■ **WHAT TO WORK ON**: Omit all pictures. Copy the rest of the material exactly.

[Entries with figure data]
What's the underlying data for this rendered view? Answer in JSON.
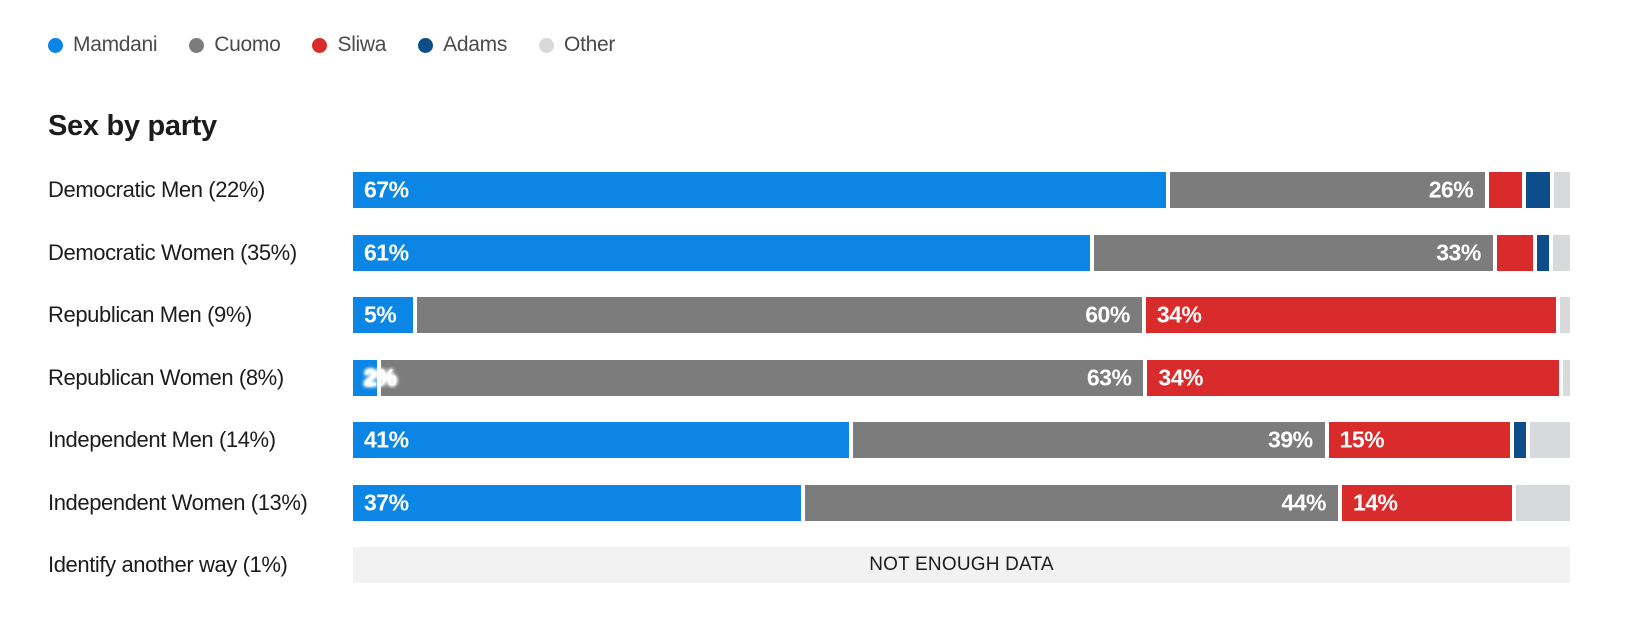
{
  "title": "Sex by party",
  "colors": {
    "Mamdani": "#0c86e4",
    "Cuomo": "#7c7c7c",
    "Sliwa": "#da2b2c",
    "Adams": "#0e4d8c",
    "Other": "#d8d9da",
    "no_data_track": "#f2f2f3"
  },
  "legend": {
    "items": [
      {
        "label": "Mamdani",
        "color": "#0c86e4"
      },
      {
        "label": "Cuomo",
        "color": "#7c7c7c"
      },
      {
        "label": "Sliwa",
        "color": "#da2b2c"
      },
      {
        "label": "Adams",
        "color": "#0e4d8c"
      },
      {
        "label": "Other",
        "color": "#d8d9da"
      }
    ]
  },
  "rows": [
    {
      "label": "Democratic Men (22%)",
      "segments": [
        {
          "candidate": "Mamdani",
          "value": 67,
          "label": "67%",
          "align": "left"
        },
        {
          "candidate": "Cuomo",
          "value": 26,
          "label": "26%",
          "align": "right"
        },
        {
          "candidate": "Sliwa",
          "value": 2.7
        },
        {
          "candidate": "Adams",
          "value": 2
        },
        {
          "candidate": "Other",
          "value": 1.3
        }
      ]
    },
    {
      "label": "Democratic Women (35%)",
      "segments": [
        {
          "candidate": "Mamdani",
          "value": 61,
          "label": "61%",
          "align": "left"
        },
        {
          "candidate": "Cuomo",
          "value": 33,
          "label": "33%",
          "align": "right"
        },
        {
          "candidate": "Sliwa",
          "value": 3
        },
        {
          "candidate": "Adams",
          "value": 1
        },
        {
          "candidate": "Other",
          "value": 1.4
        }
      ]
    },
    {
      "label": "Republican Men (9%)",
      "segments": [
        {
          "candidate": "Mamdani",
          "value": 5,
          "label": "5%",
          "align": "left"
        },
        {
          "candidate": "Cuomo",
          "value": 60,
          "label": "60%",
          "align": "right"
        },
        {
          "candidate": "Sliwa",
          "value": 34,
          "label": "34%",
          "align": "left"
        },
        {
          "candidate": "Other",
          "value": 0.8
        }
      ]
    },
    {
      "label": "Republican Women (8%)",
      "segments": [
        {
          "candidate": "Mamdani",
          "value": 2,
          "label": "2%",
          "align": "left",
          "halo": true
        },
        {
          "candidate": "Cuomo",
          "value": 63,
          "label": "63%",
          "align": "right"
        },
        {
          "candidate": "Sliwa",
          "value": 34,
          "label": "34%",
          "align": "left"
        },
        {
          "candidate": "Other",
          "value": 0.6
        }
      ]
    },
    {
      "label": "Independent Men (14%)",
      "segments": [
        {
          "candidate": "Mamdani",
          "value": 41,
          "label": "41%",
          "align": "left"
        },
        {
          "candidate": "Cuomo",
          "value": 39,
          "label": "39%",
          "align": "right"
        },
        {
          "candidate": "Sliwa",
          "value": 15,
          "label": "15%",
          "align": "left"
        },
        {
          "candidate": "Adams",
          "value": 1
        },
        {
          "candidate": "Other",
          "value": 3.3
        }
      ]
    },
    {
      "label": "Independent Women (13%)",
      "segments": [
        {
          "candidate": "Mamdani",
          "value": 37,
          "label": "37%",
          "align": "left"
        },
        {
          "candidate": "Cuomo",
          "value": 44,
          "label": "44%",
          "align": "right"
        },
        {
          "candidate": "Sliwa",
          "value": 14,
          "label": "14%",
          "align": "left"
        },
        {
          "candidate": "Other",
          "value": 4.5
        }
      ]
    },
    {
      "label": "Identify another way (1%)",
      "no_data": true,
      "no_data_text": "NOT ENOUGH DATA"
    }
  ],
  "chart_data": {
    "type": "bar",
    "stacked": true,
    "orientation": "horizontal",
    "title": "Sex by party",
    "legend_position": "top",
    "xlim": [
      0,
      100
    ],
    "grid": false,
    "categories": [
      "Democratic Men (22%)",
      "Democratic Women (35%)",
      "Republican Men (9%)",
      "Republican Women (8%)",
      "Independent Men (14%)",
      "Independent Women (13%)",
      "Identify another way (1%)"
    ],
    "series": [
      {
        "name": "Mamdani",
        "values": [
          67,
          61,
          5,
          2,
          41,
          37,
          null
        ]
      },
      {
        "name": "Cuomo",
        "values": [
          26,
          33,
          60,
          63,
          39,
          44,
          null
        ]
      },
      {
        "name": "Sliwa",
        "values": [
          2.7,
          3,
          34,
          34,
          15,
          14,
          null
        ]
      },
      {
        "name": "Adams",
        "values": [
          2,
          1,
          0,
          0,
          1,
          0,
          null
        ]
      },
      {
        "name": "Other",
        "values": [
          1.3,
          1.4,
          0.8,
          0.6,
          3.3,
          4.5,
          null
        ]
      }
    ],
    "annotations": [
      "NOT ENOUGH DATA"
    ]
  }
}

■ **TASK RESULT**:
What's the underlying data for this rendered view? Answer in JSON.
{
  "title": "Sex by party",
  "colors": {
    "Mamdani": "#0c86e4",
    "Cuomo": "#7c7c7c",
    "Sliwa": "#da2b2c",
    "Adams": "#0e4d8c",
    "Other": "#d8d9da",
    "no_data_track": "#f2f2f3"
  },
  "legend": {
    "items": [
      {
        "label": "Mamdani",
        "color": "#0c86e4"
      },
      {
        "label": "Cuomo",
        "color": "#7c7c7c"
      },
      {
        "label": "Sliwa",
        "color": "#da2b2c"
      },
      {
        "label": "Adams",
        "color": "#0e4d8c"
      },
      {
        "label": "Other",
        "color": "#d8d9da"
      }
    ]
  },
  "rows": [
    {
      "label": "Democratic Men (22%)",
      "segments": [
        {
          "candidate": "Mamdani",
          "value": 67,
          "label": "67%",
          "align": "left"
        },
        {
          "candidate": "Cuomo",
          "value": 26,
          "label": "26%",
          "align": "right"
        },
        {
          "candidate": "Sliwa",
          "value": 2.7
        },
        {
          "candidate": "Adams",
          "value": 2
        },
        {
          "candidate": "Other",
          "value": 1.3
        }
      ]
    },
    {
      "label": "Democratic Women (35%)",
      "segments": [
        {
          "candidate": "Mamdani",
          "value": 61,
          "label": "61%",
          "align": "left"
        },
        {
          "candidate": "Cuomo",
          "value": 33,
          "label": "33%",
          "align": "right"
        },
        {
          "candidate": "Sliwa",
          "value": 3
        },
        {
          "candidate": "Adams",
          "value": 1
        },
        {
          "candidate": "Other",
          "value": 1.4
        }
      ]
    },
    {
      "label": "Republican Men (9%)",
      "segments": [
        {
          "candidate": "Mamdani",
          "value": 5,
          "label": "5%",
          "align": "left"
        },
        {
          "candidate": "Cuomo",
          "value": 60,
          "label": "60%",
          "align": "right"
        },
        {
          "candidate": "Sliwa",
          "value": 34,
          "label": "34%",
          "align": "left"
        },
        {
          "candidate": "Other",
          "value": 0.8
        }
      ]
    },
    {
      "label": "Republican Women (8%)",
      "segments": [
        {
          "candidate": "Mamdani",
          "value": 2,
          "label": "2%",
          "align": "left",
          "halo": true
        },
        {
          "candidate": "Cuomo",
          "value": 63,
          "label": "63%",
          "align": "right"
        },
        {
          "candidate": "Sliwa",
          "value": 34,
          "label": "34%",
          "align": "left"
        },
        {
          "candidate": "Other",
          "value": 0.6
        }
      ]
    },
    {
      "label": "Independent Men (14%)",
      "segments": [
        {
          "candidate": "Mamdani",
          "value": 41,
          "label": "41%",
          "align": "left"
        },
        {
          "candidate": "Cuomo",
          "value": 39,
          "label": "39%",
          "align": "right"
        },
        {
          "candidate": "Sliwa",
          "value": 15,
          "label": "15%",
          "align": "left"
        },
        {
          "candidate": "Adams",
          "value": 1
        },
        {
          "candidate": "Other",
          "value": 3.3
        }
      ]
    },
    {
      "label": "Independent Women (13%)",
      "segments": [
        {
          "candidate": "Mamdani",
          "value": 37,
          "label": "37%",
          "align": "left"
        },
        {
          "candidate": "Cuomo",
          "value": 44,
          "label": "44%",
          "align": "right"
        },
        {
          "candidate": "Sliwa",
          "value": 14,
          "label": "14%",
          "align": "left"
        },
        {
          "candidate": "Other",
          "value": 4.5
        }
      ]
    },
    {
      "label": "Identify another way (1%)",
      "no_data": true,
      "no_data_text": "NOT ENOUGH DATA"
    }
  ],
  "chart_data": {
    "type": "bar",
    "stacked": true,
    "orientation": "horizontal",
    "title": "Sex by party",
    "legend_position": "top",
    "xlim": [
      0,
      100
    ],
    "grid": false,
    "categories": [
      "Democratic Men (22%)",
      "Democratic Women (35%)",
      "Republican Men (9%)",
      "Republican Women (8%)",
      "Independent Men (14%)",
      "Independent Women (13%)",
      "Identify another way (1%)"
    ],
    "series": [
      {
        "name": "Mamdani",
        "values": [
          67,
          61,
          5,
          2,
          41,
          37,
          null
        ]
      },
      {
        "name": "Cuomo",
        "values": [
          26,
          33,
          60,
          63,
          39,
          44,
          null
        ]
      },
      {
        "name": "Sliwa",
        "values": [
          2.7,
          3,
          34,
          34,
          15,
          14,
          null
        ]
      },
      {
        "name": "Adams",
        "values": [
          2,
          1,
          0,
          0,
          1,
          0,
          null
        ]
      },
      {
        "name": "Other",
        "values": [
          1.3,
          1.4,
          0.8,
          0.6,
          3.3,
          4.5,
          null
        ]
      }
    ],
    "annotations": [
      "NOT ENOUGH DATA"
    ]
  }
}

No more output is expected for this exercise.